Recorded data
# # # # # # #
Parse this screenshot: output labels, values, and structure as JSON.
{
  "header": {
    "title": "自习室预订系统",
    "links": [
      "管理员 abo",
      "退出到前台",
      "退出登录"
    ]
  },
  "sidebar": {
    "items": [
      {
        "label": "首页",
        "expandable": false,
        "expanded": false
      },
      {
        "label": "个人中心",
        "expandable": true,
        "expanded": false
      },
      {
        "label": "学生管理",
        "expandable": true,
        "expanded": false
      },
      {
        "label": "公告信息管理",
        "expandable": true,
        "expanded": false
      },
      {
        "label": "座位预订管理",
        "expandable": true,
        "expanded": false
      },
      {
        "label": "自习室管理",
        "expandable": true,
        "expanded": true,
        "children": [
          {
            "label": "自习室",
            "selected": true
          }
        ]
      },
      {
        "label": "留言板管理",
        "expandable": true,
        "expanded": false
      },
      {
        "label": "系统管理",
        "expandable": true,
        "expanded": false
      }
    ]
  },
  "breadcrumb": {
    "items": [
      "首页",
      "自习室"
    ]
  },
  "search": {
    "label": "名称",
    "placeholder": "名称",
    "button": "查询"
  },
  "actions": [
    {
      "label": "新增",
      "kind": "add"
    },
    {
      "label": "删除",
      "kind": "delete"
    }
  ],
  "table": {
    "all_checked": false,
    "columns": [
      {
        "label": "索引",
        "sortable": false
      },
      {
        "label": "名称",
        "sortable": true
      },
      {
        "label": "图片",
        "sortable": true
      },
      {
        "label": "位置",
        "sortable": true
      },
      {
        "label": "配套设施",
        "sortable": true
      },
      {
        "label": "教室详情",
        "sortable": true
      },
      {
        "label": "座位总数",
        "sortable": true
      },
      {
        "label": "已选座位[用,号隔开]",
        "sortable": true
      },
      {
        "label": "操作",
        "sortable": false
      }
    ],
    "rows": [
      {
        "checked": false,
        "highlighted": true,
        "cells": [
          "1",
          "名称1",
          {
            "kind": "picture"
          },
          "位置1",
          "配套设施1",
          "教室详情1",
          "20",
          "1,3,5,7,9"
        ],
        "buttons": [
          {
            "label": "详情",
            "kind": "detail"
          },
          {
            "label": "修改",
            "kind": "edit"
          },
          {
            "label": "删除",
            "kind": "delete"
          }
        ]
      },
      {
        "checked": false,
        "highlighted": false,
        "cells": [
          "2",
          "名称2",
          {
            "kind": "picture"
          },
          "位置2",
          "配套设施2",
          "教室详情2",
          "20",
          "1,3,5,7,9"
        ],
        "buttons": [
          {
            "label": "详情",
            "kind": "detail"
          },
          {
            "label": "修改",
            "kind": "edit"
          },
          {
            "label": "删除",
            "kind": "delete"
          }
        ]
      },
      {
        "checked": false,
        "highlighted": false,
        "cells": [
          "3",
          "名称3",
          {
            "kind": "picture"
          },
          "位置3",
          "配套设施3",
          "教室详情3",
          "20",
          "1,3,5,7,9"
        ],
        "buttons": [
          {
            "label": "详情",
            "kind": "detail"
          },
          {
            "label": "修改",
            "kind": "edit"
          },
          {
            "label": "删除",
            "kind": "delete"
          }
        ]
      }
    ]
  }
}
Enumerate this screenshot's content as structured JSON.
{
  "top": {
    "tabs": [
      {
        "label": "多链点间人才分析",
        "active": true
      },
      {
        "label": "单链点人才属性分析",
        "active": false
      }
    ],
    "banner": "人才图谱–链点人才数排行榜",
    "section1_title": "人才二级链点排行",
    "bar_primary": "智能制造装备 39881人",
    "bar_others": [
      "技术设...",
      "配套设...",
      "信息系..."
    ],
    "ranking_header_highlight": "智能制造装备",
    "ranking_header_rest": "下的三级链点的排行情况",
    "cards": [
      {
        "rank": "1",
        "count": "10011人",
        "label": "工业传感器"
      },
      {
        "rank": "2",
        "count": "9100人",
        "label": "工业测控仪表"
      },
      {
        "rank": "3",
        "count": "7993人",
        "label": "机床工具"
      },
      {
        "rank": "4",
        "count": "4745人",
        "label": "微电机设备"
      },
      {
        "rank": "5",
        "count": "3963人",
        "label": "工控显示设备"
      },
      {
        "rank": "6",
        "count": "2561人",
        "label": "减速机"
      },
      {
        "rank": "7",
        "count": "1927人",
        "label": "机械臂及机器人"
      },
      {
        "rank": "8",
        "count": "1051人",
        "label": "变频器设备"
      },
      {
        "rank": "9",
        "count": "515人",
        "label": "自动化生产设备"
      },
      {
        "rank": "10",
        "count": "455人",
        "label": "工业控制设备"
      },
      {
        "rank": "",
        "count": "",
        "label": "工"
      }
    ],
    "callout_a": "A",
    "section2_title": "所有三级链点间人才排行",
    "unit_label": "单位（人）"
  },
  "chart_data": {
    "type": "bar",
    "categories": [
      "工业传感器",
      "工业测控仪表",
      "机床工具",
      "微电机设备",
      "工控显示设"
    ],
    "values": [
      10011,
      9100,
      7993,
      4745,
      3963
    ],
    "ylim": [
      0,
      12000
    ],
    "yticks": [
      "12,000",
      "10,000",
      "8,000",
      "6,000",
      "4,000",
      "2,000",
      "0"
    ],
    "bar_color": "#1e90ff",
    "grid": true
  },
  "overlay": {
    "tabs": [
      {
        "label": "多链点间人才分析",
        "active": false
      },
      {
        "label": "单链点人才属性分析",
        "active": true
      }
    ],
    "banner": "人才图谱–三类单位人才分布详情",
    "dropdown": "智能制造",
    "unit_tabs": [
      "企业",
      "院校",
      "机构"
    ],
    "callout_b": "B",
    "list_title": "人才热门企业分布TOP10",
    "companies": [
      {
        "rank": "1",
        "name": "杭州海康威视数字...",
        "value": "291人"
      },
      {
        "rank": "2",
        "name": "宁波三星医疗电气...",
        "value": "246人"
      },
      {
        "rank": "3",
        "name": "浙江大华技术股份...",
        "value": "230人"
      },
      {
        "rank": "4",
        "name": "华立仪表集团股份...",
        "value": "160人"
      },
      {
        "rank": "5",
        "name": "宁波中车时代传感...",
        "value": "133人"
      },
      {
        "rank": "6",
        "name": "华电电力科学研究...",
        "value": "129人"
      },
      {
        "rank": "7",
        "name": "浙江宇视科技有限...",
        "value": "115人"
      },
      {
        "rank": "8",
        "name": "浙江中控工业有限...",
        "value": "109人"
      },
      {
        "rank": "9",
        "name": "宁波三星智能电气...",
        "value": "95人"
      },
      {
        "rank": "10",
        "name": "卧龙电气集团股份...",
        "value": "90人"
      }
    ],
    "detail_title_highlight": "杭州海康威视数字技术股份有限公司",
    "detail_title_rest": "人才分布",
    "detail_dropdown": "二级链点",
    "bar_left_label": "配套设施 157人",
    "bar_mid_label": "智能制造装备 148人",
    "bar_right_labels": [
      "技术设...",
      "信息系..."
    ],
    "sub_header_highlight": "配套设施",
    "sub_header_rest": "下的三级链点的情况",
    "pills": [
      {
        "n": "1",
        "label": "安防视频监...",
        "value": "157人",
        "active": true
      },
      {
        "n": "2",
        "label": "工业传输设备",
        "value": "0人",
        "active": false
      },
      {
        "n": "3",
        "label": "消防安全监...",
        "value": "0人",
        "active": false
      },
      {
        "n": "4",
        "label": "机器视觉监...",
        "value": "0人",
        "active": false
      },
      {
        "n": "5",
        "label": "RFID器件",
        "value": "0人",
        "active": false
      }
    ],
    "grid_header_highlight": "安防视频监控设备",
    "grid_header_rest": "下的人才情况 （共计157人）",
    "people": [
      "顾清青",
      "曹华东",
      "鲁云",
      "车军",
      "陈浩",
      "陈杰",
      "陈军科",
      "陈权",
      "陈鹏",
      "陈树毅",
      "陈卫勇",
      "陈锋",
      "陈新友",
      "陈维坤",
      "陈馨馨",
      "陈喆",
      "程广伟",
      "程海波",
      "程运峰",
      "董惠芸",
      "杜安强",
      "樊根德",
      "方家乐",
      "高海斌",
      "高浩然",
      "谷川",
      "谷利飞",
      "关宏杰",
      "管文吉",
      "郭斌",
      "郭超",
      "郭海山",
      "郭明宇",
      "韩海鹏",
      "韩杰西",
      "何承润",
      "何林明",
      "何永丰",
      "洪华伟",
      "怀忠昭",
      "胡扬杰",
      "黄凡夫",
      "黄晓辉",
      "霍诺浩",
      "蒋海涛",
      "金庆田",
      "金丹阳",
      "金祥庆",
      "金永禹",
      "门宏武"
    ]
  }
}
# # # # # # #
* [WORK TO DO]:
Report only how many lines in the records contain the word "name".

* [OUTPUT OF THE TASK]:
10